**Exercise instructions**
Go through the entries below and pick out every line with "моделирования".

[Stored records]
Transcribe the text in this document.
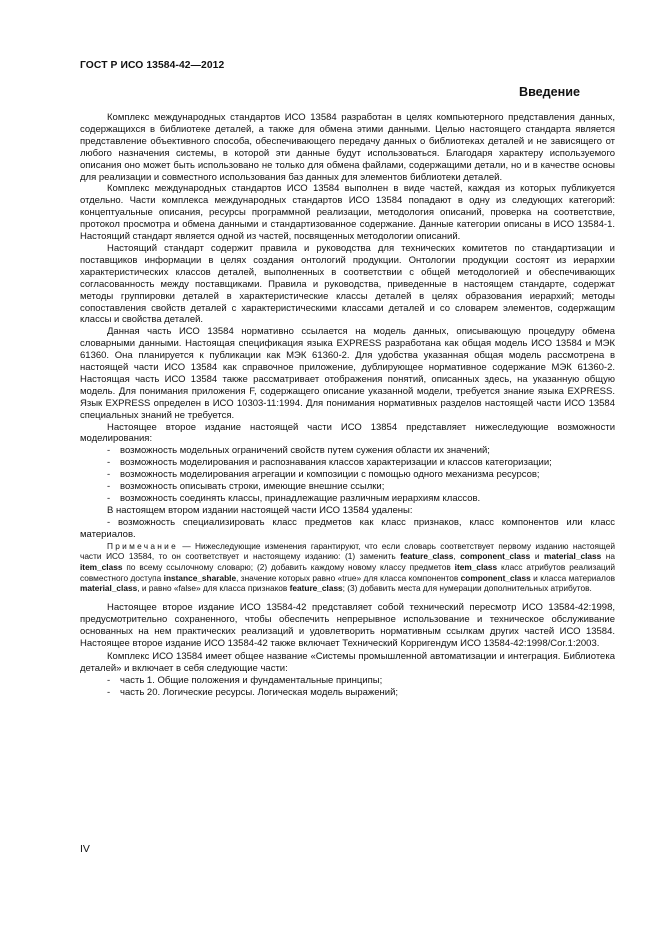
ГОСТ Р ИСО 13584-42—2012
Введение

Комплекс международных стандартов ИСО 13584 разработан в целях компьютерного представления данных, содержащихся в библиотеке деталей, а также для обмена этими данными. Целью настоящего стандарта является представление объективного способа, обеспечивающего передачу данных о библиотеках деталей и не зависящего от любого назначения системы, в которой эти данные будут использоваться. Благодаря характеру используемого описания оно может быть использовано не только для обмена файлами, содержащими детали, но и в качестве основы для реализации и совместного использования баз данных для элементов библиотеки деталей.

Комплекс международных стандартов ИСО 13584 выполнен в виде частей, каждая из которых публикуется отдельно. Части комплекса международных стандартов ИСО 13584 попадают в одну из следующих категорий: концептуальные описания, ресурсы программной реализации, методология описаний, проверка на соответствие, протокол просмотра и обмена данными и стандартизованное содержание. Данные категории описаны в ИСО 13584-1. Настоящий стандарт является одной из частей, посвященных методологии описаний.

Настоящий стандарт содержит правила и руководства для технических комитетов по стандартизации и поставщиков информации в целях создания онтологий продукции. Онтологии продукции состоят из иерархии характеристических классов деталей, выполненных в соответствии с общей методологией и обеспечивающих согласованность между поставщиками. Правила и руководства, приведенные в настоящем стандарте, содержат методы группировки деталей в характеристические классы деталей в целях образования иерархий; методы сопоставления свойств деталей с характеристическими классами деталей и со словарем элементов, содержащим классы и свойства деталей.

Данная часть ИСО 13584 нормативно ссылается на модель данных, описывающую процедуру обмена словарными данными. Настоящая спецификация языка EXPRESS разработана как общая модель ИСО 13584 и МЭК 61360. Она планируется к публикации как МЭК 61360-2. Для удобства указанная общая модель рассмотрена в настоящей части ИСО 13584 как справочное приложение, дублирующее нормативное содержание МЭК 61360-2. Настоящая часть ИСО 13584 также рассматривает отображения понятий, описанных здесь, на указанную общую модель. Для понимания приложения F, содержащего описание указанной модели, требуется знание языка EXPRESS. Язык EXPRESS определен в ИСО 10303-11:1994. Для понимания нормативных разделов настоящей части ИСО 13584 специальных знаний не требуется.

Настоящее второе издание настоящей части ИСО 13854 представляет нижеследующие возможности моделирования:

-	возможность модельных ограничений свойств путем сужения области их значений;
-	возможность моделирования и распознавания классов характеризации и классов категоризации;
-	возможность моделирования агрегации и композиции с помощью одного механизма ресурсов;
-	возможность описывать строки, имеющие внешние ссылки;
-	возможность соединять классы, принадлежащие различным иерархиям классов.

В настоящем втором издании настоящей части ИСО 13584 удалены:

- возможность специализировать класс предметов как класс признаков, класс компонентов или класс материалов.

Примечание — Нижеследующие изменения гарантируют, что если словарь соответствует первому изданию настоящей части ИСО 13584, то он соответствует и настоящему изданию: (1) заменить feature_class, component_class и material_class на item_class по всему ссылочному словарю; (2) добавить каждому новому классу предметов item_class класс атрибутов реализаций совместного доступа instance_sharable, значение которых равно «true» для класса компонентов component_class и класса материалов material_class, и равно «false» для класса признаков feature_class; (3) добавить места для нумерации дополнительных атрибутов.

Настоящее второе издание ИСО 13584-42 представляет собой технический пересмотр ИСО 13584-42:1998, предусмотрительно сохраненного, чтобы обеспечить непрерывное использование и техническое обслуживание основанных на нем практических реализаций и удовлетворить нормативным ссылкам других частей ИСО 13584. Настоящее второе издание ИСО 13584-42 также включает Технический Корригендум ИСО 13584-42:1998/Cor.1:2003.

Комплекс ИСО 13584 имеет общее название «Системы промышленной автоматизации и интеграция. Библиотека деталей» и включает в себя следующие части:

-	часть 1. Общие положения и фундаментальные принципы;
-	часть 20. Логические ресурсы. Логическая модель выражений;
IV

**Worked solution**
Настоящее второе издание настоящей части ИСО 13854 представляет нижеследующие возможности моделирования:
-	возможность моделирования и распознавания классов характеризации и классов категоризации;
-	возможность моделирования агрегации и композиции с помощью одного механизма ресурсов;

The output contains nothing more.